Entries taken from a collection

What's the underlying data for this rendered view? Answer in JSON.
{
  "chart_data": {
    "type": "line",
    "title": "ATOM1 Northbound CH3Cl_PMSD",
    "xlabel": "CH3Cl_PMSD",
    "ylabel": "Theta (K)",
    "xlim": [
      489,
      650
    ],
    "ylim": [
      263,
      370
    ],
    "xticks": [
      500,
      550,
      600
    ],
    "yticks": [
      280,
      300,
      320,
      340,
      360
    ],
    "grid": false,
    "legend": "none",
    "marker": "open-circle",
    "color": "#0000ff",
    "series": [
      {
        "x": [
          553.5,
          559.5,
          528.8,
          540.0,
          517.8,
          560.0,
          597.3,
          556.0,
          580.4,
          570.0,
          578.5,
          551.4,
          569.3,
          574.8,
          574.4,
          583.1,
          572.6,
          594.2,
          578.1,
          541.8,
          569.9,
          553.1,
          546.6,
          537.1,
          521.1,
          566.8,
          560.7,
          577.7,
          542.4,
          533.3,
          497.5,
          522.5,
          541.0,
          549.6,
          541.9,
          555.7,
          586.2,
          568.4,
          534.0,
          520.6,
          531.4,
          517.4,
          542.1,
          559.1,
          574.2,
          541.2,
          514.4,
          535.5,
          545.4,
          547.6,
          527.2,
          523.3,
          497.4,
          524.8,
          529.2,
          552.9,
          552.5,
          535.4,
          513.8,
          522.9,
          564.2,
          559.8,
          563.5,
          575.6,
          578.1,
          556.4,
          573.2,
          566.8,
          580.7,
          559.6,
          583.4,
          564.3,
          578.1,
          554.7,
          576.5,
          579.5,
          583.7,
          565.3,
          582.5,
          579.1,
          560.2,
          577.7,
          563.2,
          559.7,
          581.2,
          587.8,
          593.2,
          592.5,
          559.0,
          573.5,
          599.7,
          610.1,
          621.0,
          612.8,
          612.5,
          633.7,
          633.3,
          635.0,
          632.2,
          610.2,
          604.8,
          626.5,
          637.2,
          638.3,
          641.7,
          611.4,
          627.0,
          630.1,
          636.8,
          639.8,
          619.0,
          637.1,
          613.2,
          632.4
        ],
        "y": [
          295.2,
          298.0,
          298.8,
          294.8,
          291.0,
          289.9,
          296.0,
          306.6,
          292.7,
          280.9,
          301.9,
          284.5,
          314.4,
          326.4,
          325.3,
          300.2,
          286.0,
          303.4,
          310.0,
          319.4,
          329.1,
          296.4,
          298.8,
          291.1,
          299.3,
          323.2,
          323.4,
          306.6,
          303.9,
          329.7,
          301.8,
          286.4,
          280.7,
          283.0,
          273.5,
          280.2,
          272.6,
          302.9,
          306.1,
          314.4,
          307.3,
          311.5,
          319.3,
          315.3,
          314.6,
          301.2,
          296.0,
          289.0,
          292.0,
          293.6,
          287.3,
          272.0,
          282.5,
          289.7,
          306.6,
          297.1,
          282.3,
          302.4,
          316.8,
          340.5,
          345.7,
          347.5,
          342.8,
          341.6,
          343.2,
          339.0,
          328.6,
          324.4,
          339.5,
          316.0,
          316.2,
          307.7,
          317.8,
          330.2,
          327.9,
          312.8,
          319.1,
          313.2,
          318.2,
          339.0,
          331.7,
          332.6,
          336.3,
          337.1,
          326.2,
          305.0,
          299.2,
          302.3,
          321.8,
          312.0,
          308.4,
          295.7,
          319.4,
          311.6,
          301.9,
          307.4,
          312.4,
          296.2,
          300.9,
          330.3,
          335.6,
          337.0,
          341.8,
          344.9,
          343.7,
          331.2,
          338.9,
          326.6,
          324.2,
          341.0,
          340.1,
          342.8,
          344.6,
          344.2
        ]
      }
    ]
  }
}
...
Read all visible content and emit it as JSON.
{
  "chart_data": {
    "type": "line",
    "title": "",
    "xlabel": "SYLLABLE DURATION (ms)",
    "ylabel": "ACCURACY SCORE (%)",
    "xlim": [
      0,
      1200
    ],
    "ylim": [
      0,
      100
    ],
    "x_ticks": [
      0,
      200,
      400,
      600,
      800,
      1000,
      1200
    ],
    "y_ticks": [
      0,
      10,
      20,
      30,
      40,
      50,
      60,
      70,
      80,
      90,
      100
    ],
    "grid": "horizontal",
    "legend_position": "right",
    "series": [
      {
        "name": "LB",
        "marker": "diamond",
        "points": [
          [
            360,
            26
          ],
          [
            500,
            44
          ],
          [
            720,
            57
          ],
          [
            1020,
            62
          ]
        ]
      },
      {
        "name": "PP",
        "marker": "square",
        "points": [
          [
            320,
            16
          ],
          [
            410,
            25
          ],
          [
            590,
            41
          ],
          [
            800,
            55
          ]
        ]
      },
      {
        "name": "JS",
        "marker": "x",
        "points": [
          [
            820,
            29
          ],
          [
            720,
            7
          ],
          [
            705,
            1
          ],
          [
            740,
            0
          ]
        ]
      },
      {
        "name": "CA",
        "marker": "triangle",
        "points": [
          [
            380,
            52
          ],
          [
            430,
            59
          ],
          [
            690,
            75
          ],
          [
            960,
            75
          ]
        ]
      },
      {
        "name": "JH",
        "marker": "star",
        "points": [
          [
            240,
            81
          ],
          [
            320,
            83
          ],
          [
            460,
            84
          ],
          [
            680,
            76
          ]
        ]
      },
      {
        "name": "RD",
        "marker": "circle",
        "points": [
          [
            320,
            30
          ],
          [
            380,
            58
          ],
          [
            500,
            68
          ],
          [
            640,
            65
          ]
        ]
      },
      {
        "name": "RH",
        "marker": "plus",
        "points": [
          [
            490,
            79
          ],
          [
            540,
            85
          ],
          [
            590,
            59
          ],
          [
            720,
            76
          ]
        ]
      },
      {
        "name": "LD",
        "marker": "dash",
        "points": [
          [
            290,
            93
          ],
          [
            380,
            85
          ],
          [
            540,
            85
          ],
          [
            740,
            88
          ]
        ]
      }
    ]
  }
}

*SET EXERCISE*: Scan the listing above for the word "ylabel" and copy every line that holds it.

*THE SOLUTION*:
    "ylabel": "Theta (K)",
    "ylabel": "ACCURACY SCORE (%)",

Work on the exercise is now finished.